◆ **Directive**
Make an exact copy of the lines below.

======== The records ========

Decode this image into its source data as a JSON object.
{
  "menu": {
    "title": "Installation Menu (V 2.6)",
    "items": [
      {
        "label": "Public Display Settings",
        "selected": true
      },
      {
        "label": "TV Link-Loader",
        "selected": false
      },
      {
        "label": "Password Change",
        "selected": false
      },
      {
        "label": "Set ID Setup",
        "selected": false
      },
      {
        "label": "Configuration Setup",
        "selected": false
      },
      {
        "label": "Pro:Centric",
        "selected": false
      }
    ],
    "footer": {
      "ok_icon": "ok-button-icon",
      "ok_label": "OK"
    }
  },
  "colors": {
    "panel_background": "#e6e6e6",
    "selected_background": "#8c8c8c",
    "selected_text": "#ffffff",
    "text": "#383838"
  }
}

========

◆ **Task answer**
Decode this image into its source data as a JSON object.
{
  "menu": {
    "title": "Installation Menu (V 2.6)",
    "items": [
      {
        "label": "Public Display Settings",
        "selected": true
      },
      {
        "label": "TV Link-Loader",
        "selected": false
      },
      {
        "label": "Password Change",
        "selected": false
      },
      {
        "label": "Set ID Setup",
        "selected": false
      },
      {
        "label": "Configuration Setup",
        "selected": false
      },
      {
        "label": "Pro:Centric",
        "selected": false
      }
    ],
    "footer": {
      "ok_icon": "ok-button-icon",
      "ok_label": "OK"
    }
  },
  "colors": {
    "panel_background": "#e6e6e6",
    "selected_background": "#8c8c8c",
    "selected_text": "#ffffff",
    "text": "#383838"
  }
}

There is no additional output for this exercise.